● **Exercise goal**
Your task is to output the entries below word for word.

═════ Dataset rows ═════

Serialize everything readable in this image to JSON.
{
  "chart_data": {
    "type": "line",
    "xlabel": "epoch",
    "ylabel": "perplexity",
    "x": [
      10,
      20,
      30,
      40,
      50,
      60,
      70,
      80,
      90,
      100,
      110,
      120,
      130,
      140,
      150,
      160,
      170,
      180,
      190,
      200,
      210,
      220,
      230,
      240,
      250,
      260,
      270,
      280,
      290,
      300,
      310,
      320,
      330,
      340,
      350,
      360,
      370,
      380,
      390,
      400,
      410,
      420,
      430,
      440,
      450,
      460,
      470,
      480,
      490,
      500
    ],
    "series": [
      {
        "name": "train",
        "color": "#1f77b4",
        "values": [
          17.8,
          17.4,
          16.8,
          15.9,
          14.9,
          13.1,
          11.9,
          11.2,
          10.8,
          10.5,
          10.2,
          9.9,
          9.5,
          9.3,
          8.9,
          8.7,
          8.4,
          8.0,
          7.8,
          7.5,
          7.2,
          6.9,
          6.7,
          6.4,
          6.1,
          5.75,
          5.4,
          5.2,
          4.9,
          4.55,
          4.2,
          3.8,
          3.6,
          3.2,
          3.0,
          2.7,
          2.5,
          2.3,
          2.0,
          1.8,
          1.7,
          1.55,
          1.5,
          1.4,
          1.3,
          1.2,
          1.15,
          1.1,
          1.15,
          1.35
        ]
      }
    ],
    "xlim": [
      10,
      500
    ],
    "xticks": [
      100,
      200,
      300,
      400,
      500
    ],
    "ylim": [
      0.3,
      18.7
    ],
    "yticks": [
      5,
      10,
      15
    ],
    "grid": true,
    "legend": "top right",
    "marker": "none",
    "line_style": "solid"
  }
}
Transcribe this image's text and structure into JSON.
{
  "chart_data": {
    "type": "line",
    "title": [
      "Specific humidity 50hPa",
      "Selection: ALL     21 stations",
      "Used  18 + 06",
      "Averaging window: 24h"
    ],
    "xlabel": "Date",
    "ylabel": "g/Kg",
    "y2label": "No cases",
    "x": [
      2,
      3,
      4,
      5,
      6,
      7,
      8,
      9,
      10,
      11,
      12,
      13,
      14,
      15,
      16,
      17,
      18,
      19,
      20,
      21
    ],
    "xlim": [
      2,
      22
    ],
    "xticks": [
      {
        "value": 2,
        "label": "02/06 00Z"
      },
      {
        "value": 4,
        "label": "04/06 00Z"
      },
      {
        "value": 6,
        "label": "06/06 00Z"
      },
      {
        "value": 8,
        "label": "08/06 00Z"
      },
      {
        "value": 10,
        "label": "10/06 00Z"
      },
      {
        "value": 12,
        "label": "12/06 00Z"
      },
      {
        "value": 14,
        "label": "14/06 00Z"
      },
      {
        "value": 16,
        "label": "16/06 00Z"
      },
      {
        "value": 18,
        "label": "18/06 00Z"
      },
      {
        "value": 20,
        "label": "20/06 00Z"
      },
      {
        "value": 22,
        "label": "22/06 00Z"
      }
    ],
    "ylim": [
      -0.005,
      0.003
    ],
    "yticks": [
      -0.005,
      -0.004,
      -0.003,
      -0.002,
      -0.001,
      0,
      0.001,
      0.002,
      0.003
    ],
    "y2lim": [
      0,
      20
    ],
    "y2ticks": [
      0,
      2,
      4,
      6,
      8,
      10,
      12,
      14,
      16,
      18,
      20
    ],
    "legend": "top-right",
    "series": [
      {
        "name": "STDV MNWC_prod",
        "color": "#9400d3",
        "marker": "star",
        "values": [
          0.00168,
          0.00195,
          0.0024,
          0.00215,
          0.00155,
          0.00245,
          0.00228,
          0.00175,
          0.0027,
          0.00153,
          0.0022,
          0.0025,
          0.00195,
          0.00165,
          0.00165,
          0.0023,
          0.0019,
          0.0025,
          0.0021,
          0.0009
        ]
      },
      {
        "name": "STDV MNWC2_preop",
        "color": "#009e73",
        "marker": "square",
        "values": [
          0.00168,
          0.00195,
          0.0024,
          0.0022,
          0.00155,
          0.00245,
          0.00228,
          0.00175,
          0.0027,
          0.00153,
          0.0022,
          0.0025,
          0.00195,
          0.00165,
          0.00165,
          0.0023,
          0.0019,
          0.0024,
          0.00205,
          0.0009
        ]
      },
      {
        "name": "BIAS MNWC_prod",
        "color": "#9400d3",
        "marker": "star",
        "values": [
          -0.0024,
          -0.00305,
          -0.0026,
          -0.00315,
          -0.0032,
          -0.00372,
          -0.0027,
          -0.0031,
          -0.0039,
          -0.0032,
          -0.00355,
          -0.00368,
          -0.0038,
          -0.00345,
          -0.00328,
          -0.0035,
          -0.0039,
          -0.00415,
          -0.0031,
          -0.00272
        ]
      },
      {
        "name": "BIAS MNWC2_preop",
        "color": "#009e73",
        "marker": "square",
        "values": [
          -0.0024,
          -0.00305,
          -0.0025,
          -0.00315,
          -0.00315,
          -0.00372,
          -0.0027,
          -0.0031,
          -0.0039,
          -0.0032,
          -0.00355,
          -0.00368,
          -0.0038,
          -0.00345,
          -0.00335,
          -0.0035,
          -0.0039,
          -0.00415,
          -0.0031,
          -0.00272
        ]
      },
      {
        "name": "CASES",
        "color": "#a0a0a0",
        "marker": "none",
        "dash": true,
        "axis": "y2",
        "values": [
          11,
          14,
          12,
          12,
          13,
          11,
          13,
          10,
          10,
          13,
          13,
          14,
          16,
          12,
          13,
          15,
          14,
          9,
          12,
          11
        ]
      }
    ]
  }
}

═════

● **Complete response**
Serialize everything readable in this image to JSON.
{
  "chart_data": {
    "type": "line",
    "xlabel": "epoch",
    "ylabel": "perplexity",
    "x": [
      10,
      20,
      30,
      40,
      50,
      60,
      70,
      80,
      90,
      100,
      110,
      120,
      130,
      140,
      150,
      160,
      170,
      180,
      190,
      200,
      210,
      220,
      230,
      240,
      250,
      260,
      270,
      280,
      290,
      300,
      310,
      320,
      330,
      340,
      350,
      360,
      370,
      380,
      390,
      400,
      410,
      420,
      430,
      440,
      450,
      460,
      470,
      480,
      490,
      500
    ],
    "series": [
      {
        "name": "train",
        "color": "#1f77b4",
        "values": [
          17.8,
          17.4,
          16.8,
          15.9,
          14.9,
          13.1,
          11.9,
          11.2,
          10.8,
          10.5,
          10.2,
          9.9,
          9.5,
          9.3,
          8.9,
          8.7,
          8.4,
          8.0,
          7.8,
          7.5,
          7.2,
          6.9,
          6.7,
          6.4,
          6.1,
          5.75,
          5.4,
          5.2,
          4.9,
          4.55,
          4.2,
          3.8,
          3.6,
          3.2,
          3.0,
          2.7,
          2.5,
          2.3,
          2.0,
          1.8,
          1.7,
          1.55,
          1.5,
          1.4,
          1.3,
          1.2,
          1.15,
          1.1,
          1.15,
          1.35
        ]
      }
    ],
    "xlim": [
      10,
      500
    ],
    "xticks": [
      100,
      200,
      300,
      400,
      500
    ],
    "ylim": [
      0.3,
      18.7
    ],
    "yticks": [
      5,
      10,
      15
    ],
    "grid": true,
    "legend": "top right",
    "marker": "none",
    "line_style": "solid"
  }
}
Transcribe this image's text and structure into JSON.
{
  "chart_data": {
    "type": "line",
    "title": [
      "Specific humidity 50hPa",
      "Selection: ALL     21 stations",
      "Used  18 + 06",
      "Averaging window: 24h"
    ],
    "xlabel": "Date",
    "ylabel": "g/Kg",
    "y2label": "No cases",
    "x": [
      2,
      3,
      4,
      5,
      6,
      7,
      8,
      9,
      10,
      11,
      12,
      13,
      14,
      15,
      16,
      17,
      18,
      19,
      20,
      21
    ],
    "xlim": [
      2,
      22
    ],
    "xticks": [
      {
        "value": 2,
        "label": "02/06 00Z"
      },
      {
        "value": 4,
        "label": "04/06 00Z"
      },
      {
        "value": 6,
        "label": "06/06 00Z"
      },
      {
        "value": 8,
        "label": "08/06 00Z"
      },
      {
        "value": 10,
        "label": "10/06 00Z"
      },
      {
        "value": 12,
        "label": "12/06 00Z"
      },
      {
        "value": 14,
        "label": "14/06 00Z"
      },
      {
        "value": 16,
        "label": "16/06 00Z"
      },
      {
        "value": 18,
        "label": "18/06 00Z"
      },
      {
        "value": 20,
        "label": "20/06 00Z"
      },
      {
        "value": 22,
        "label": "22/06 00Z"
      }
    ],
    "ylim": [
      -0.005,
      0.003
    ],
    "yticks": [
      -0.005,
      -0.004,
      -0.003,
      -0.002,
      -0.001,
      0,
      0.001,
      0.002,
      0.003
    ],
    "y2lim": [
      0,
      20
    ],
    "y2ticks": [
      0,
      2,
      4,
      6,
      8,
      10,
      12,
      14,
      16,
      18,
      20
    ],
    "legend": "top-right",
    "series": [
      {
        "name": "STDV MNWC_prod",
        "color": "#9400d3",
        "marker": "star",
        "values": [
          0.00168,
          0.00195,
          0.0024,
          0.00215,
          0.00155,
          0.00245,
          0.00228,
          0.00175,
          0.0027,
          0.00153,
          0.0022,
          0.0025,
          0.00195,
          0.00165,
          0.00165,
          0.0023,
          0.0019,
          0.0025,
          0.0021,
          0.0009
        ]
      },
      {
        "name": "STDV MNWC2_preop",
        "color": "#009e73",
        "marker": "square",
        "values": [
          0.00168,
          0.00195,
          0.0024,
          0.0022,
          0.00155,
          0.00245,
          0.00228,
          0.00175,
          0.0027,
          0.00153,
          0.0022,
          0.0025,
          0.00195,
          0.00165,
          0.00165,
          0.0023,
          0.0019,
          0.0024,
          0.00205,
          0.0009
        ]
      },
      {
        "name": "BIAS MNWC_prod",
        "color": "#9400d3",
        "marker": "star",
        "values": [
          -0.0024,
          -0.00305,
          -0.0026,
          -0.00315,
          -0.0032,
          -0.00372,
          -0.0027,
          -0.0031,
          -0.0039,
          -0.0032,
          -0.00355,
          -0.00368,
          -0.0038,
          -0.00345,
          -0.00328,
          -0.0035,
          -0.0039,
          -0.00415,
          -0.0031,
          -0.00272
        ]
      },
      {
        "name": "BIAS MNWC2_preop",
        "color": "#009e73",
        "marker": "square",
        "values": [
          -0.0024,
          -0.00305,
          -0.0025,
          -0.00315,
          -0.00315,
          -0.00372,
          -0.0027,
          -0.0031,
          -0.0039,
          -0.0032,
          -0.00355,
          -0.00368,
          -0.0038,
          -0.00345,
          -0.00335,
          -0.0035,
          -0.0039,
          -0.00415,
          -0.0031,
          -0.00272
        ]
      },
      {
        "name": "CASES",
        "color": "#a0a0a0",
        "marker": "none",
        "dash": true,
        "axis": "y2",
        "values": [
          11,
          14,
          12,
          12,
          13,
          11,
          13,
          10,
          10,
          13,
          13,
          14,
          16,
          12,
          13,
          15,
          14,
          9,
          12,
          11
        ]
      }
    ]
  }
}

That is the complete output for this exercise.